— Task directions —
The records should be repeated word for word, pictures excluded.

=-=-=-=-=

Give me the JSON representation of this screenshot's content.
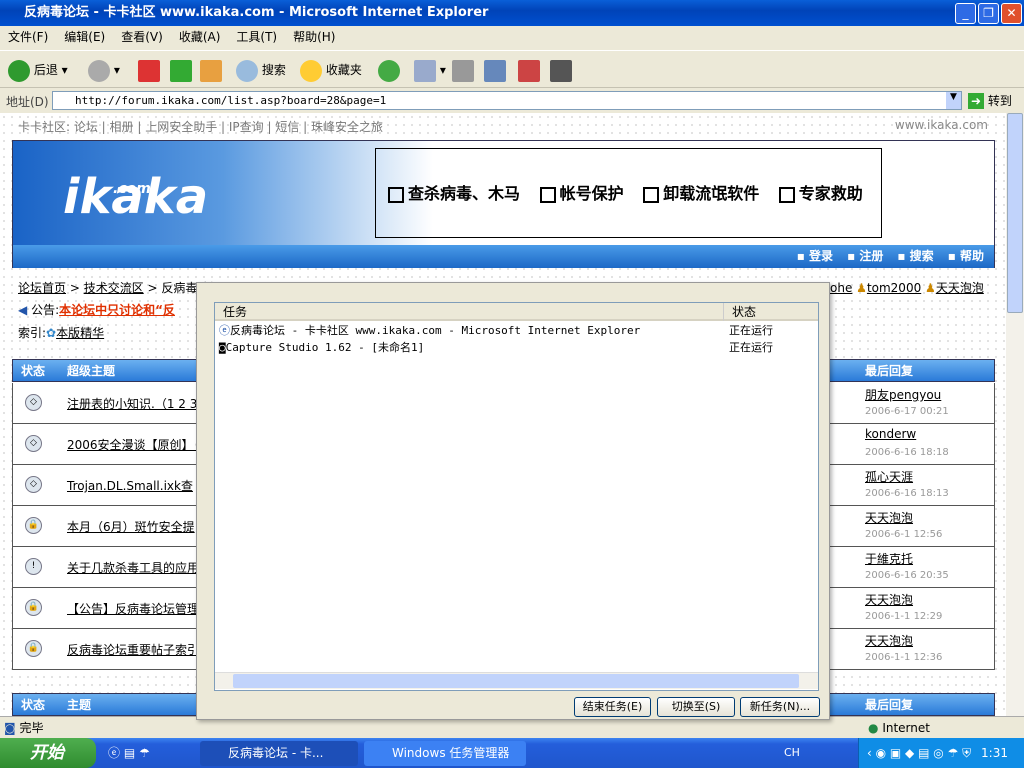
{
  "window": {
    "title": "反病毒论坛 - 卡卡社区 www.ikaka.com - Microsoft Internet Explorer"
  },
  "menu": [
    "文件(F)",
    "编辑(E)",
    "查看(V)",
    "收藏(A)",
    "工具(T)",
    "帮助(H)"
  ],
  "toolbar": {
    "back": "后退",
    "search": "搜索",
    "favorites": "收藏夹"
  },
  "address": {
    "label": "地址(D)",
    "url": "http://forum.ikaka.com/list.asp?board=28&page=1",
    "go": "转到"
  },
  "page": {
    "topnav": "卡卡社区: 论坛 | 相册 | 上网安全助手 | IP查询 | 短信 | 珠峰安全之旅",
    "site": "www.ikaka.com",
    "logo": "ikaka",
    "logo_com": ".com",
    "ad": [
      "查杀病毒、木马",
      "帐号保护",
      "卸载流氓软件",
      "专家救助"
    ],
    "nav": [
      "▪ 登录",
      "▪ 注册",
      "▪ 搜索",
      "▪ 帮助"
    ],
    "breadcrumb": [
      "论坛首页",
      "技术交流区",
      "反病毒论坛"
    ],
    "moderators": [
      "ohe",
      "tom2000",
      "天天泡泡"
    ],
    "notice_label": "公告:",
    "notice": "本论坛中只讨论和“反",
    "index_label": "索引:",
    "index_link": "本版精华",
    "header": {
      "status": "状态",
      "topic": "超级主题",
      "last": "最后回复"
    },
    "header2": {
      "status": "状态",
      "topic": "主题",
      "last": "最后回复"
    },
    "rows": [
      {
        "icon": "closed-topic-icon",
        "subject": "注册表的小知识.（1 2 3",
        "user": "朋友pengyou",
        "date": "2006-6-17 00:21"
      },
      {
        "icon": "closed-topic-icon",
        "subject": "2006安全漫谈【原创】（",
        "user": "konderw",
        "date": "2006-6-16 18:18"
      },
      {
        "icon": "closed-topic-icon",
        "subject": "Trojan.DL.Small.ixk查",
        "user": "孤心天涯",
        "date": "2006-6-16 18:13"
      },
      {
        "icon": "lock-icon",
        "subject": "本月（6月）斑竹安全提",
        "user": "天天泡泡",
        "date": "2006-6-1 12:56"
      },
      {
        "icon": "alert-topic-icon",
        "subject": "关于几款杀毒工具的应用",
        "user": "于維克托",
        "date": "2006-6-16 20:35"
      },
      {
        "icon": "lock-icon",
        "subject": "【公告】反病毒论坛管理",
        "user": "天天泡泡",
        "date": "2006-1-1 12:29"
      },
      {
        "icon": "lock-icon",
        "subject": "反病毒论坛重要帖子索引",
        "user": "天天泡泡",
        "date": "2006-1-1 12:36"
      }
    ]
  },
  "status": {
    "text": "完毕",
    "zone": "Internet"
  },
  "taskmgr": {
    "col_task": "任务",
    "col_status": "状态",
    "tasks": [
      {
        "name": "反病毒论坛 - 卡卡社区 www.ikaka.com - Microsoft Internet Explorer",
        "status": "正在运行"
      },
      {
        "name": "Capture Studio 1.62 - [未命名1]",
        "status": "正在运行"
      }
    ],
    "end": "结束任务(E)",
    "switch": "切换至(S)",
    "new": "新任务(N)..."
  },
  "taskbar": {
    "start": "开始",
    "tasks": [
      "反病毒论坛 - 卡...",
      "Windows 任务管理器"
    ],
    "lang": "CH",
    "clock": "1:31"
  }
}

=-=-=-=-=

— The solution —
Give me the JSON representation of this screenshot's content.
{
  "window": {
    "title": "反病毒论坛 - 卡卡社区 www.ikaka.com - Microsoft Internet Explorer"
  },
  "menu": [
    "文件(F)",
    "编辑(E)",
    "查看(V)",
    "收藏(A)",
    "工具(T)",
    "帮助(H)"
  ],
  "toolbar": {
    "back": "后退",
    "search": "搜索",
    "favorites": "收藏夹"
  },
  "address": {
    "label": "地址(D)",
    "url": "http://forum.ikaka.com/list.asp?board=28&page=1",
    "go": "转到"
  },
  "page": {
    "topnav": "卡卡社区: 论坛 | 相册 | 上网安全助手 | IP查询 | 短信 | 珠峰安全之旅",
    "site": "www.ikaka.com",
    "logo": "ikaka",
    "logo_com": ".com",
    "ad": [
      "查杀病毒、木马",
      "帐号保护",
      "卸载流氓软件",
      "专家救助"
    ],
    "nav": [
      "▪ 登录",
      "▪ 注册",
      "▪ 搜索",
      "▪ 帮助"
    ],
    "breadcrumb": [
      "论坛首页",
      "技术交流区",
      "反病毒论坛"
    ],
    "moderators": [
      "ohe",
      "tom2000",
      "天天泡泡"
    ],
    "notice_label": "公告:",
    "notice": "本论坛中只讨论和“反",
    "index_label": "索引:",
    "index_link": "本版精华",
    "header": {
      "status": "状态",
      "topic": "超级主题",
      "last": "最后回复"
    },
    "header2": {
      "status": "状态",
      "topic": "主题",
      "last": "最后回复"
    },
    "rows": [
      {
        "icon": "closed-topic-icon",
        "subject": "注册表的小知识.（1 2 3",
        "user": "朋友pengyou",
        "date": "2006-6-17 00:21"
      },
      {
        "icon": "closed-topic-icon",
        "subject": "2006安全漫谈【原创】（",
        "user": "konderw",
        "date": "2006-6-16 18:18"
      },
      {
        "icon": "closed-topic-icon",
        "subject": "Trojan.DL.Small.ixk查",
        "user": "孤心天涯",
        "date": "2006-6-16 18:13"
      },
      {
        "icon": "lock-icon",
        "subject": "本月（6月）斑竹安全提",
        "user": "天天泡泡",
        "date": "2006-6-1 12:56"
      },
      {
        "icon": "alert-topic-icon",
        "subject": "关于几款杀毒工具的应用",
        "user": "于維克托",
        "date": "2006-6-16 20:35"
      },
      {
        "icon": "lock-icon",
        "subject": "【公告】反病毒论坛管理",
        "user": "天天泡泡",
        "date": "2006-1-1 12:29"
      },
      {
        "icon": "lock-icon",
        "subject": "反病毒论坛重要帖子索引",
        "user": "天天泡泡",
        "date": "2006-1-1 12:36"
      }
    ]
  },
  "status": {
    "text": "完毕",
    "zone": "Internet"
  },
  "taskmgr": {
    "col_task": "任务",
    "col_status": "状态",
    "tasks": [
      {
        "name": "反病毒论坛 - 卡卡社区 www.ikaka.com - Microsoft Internet Explorer",
        "status": "正在运行"
      },
      {
        "name": "Capture Studio 1.62 - [未命名1]",
        "status": "正在运行"
      }
    ],
    "end": "结束任务(E)",
    "switch": "切换至(S)",
    "new": "新任务(N)..."
  },
  "taskbar": {
    "start": "开始",
    "tasks": [
      "反病毒论坛 - 卡...",
      "Windows 任务管理器"
    ],
    "lang": "CH",
    "clock": "1:31"
  }
}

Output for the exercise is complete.